## Written problem
Return the lines from the first one through the line containing "realtime-point (333, 297, 342, 307)", with both ends included and each line copied character for character.

- - - - -

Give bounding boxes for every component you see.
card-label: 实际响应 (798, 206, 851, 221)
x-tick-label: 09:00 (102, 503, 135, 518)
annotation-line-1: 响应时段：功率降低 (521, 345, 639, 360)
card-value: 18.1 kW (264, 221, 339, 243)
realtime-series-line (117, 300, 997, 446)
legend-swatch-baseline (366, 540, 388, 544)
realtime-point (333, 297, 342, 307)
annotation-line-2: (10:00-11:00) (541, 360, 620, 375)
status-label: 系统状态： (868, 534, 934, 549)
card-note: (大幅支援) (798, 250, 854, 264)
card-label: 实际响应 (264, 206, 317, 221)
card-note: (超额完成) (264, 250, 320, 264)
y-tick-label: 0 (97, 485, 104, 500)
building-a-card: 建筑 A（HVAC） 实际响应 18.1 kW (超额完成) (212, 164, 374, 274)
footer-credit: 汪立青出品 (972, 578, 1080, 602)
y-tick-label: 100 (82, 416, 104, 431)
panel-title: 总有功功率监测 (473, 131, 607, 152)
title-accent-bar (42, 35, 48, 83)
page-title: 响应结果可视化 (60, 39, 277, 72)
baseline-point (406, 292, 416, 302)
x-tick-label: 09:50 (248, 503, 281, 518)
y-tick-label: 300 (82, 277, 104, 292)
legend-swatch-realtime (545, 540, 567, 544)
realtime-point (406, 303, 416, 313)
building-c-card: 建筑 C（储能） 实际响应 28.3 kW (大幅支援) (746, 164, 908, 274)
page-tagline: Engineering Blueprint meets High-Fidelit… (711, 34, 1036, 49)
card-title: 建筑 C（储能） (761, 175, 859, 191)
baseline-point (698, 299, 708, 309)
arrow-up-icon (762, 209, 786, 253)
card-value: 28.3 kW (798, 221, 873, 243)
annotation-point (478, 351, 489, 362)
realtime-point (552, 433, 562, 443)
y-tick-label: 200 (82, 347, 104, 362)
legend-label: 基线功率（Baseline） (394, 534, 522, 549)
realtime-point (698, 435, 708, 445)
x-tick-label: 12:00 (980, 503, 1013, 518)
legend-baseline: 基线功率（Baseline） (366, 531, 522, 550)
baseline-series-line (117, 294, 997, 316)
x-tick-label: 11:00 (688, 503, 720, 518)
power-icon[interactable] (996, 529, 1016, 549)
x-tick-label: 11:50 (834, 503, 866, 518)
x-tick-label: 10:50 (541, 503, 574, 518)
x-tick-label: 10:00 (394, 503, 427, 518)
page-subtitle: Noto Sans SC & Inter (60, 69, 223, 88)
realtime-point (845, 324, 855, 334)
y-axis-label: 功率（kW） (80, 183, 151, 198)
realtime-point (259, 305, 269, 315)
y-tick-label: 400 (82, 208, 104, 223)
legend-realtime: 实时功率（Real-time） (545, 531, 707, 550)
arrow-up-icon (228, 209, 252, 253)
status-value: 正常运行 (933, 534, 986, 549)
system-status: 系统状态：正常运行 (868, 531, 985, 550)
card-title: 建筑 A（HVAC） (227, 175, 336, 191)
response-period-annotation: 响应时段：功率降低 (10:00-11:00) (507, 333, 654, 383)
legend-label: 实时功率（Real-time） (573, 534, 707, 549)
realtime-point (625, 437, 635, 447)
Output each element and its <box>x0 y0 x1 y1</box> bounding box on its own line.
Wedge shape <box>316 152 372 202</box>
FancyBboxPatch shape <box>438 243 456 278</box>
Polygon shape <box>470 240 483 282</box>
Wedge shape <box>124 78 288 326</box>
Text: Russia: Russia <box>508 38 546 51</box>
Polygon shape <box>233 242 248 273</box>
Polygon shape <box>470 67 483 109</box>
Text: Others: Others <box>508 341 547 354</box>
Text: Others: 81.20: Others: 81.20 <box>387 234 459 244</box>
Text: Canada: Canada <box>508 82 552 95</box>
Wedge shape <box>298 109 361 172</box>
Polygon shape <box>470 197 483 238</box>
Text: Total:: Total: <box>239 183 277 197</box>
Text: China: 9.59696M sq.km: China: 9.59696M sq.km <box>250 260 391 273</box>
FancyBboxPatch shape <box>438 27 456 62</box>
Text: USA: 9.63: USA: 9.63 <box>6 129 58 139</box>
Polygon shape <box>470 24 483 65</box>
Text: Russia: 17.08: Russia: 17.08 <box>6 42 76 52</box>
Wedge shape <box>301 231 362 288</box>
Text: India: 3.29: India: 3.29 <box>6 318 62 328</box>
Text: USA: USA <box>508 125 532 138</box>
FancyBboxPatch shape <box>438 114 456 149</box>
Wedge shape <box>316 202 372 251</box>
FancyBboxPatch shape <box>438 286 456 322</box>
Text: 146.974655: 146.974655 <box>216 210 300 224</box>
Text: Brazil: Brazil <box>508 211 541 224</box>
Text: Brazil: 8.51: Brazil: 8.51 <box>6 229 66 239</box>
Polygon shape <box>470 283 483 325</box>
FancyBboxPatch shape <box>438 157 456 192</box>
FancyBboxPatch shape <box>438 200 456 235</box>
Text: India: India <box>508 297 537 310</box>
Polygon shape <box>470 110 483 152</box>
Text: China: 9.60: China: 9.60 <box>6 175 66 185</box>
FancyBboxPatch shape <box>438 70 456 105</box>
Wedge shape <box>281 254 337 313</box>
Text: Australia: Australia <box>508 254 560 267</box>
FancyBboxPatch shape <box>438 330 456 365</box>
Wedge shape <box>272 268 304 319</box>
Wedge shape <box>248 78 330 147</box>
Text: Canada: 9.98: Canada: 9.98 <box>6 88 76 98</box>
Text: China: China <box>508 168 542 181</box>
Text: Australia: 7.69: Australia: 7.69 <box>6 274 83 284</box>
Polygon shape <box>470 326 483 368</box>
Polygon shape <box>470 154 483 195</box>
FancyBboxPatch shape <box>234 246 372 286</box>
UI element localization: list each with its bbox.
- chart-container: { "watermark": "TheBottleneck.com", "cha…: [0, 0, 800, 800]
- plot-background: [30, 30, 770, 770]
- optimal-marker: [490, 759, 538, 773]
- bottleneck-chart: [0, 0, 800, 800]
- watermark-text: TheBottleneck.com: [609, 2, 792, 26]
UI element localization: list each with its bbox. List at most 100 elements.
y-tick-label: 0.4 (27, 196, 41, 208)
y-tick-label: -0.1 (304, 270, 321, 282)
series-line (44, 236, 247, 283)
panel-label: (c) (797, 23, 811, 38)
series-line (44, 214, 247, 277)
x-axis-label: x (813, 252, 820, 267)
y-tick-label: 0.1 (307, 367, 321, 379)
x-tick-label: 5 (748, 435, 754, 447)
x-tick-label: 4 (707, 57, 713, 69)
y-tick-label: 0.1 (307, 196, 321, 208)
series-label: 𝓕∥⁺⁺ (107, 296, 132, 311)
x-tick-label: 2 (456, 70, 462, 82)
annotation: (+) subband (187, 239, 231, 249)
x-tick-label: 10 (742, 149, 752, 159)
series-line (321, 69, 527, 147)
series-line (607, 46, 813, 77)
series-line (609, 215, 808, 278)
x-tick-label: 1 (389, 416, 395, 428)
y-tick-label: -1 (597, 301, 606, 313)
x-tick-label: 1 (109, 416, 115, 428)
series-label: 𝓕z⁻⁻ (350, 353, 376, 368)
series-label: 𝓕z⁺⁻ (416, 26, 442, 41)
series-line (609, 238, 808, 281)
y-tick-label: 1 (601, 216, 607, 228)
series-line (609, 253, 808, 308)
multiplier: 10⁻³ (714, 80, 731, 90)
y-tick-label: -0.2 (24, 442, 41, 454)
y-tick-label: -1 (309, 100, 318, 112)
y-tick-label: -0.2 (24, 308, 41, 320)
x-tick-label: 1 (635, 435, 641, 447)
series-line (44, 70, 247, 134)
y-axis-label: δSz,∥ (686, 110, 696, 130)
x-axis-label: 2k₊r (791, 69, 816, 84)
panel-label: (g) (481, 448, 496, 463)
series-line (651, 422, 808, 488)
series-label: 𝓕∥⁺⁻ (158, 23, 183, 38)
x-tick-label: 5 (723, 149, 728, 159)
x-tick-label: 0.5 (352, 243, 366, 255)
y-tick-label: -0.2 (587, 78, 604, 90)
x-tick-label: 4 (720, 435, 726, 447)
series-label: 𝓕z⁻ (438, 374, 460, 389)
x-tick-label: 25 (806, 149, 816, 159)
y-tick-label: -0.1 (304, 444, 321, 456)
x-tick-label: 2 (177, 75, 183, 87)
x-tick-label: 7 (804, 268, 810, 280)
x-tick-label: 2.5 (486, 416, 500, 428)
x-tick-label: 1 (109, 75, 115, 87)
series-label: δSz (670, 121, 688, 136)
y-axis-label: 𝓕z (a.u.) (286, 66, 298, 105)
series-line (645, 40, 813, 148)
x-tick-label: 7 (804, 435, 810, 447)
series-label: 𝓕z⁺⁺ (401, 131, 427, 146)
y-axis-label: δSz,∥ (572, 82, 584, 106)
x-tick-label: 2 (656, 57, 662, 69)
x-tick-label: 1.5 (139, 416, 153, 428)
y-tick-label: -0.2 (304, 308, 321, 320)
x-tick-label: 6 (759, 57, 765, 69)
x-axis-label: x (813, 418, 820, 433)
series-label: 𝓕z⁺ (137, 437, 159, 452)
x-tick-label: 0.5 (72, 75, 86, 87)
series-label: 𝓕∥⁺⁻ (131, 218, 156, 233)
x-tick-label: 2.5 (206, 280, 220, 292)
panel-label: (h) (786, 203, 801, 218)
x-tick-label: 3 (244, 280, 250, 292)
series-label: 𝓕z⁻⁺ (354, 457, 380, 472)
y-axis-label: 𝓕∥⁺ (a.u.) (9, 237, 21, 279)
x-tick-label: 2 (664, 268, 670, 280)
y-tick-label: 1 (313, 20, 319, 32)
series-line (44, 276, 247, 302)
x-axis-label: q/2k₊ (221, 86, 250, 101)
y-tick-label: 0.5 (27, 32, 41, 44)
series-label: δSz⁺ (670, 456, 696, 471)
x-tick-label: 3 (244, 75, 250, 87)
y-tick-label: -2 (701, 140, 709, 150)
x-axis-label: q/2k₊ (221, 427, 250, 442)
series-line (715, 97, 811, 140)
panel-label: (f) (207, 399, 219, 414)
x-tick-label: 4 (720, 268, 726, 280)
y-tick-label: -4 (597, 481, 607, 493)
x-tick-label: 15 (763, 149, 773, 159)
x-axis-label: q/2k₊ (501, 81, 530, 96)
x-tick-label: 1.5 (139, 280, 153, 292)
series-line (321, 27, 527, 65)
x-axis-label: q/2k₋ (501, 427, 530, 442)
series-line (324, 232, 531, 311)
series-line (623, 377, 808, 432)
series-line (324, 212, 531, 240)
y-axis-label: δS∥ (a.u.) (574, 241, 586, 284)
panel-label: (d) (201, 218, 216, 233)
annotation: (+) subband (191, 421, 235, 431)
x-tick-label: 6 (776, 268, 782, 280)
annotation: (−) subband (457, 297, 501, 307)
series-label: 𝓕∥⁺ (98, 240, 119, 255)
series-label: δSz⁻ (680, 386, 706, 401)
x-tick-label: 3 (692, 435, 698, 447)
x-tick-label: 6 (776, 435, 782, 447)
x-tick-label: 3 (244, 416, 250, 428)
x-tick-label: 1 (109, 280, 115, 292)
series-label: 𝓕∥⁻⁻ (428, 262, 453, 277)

- - - - -

## Answer
Give bounding boxes for every component you see.
card-label: 实际响应 (798, 206, 851, 221)
x-tick-label: 09:00 (102, 503, 135, 518)
annotation-line-1: 响应时段：功率降低 (521, 345, 639, 360)
card-value: 18.1 kW (264, 221, 339, 243)
realtime-series-line (117, 300, 997, 446)
legend-swatch-baseline (366, 540, 388, 544)
realtime-point (333, 297, 342, 307)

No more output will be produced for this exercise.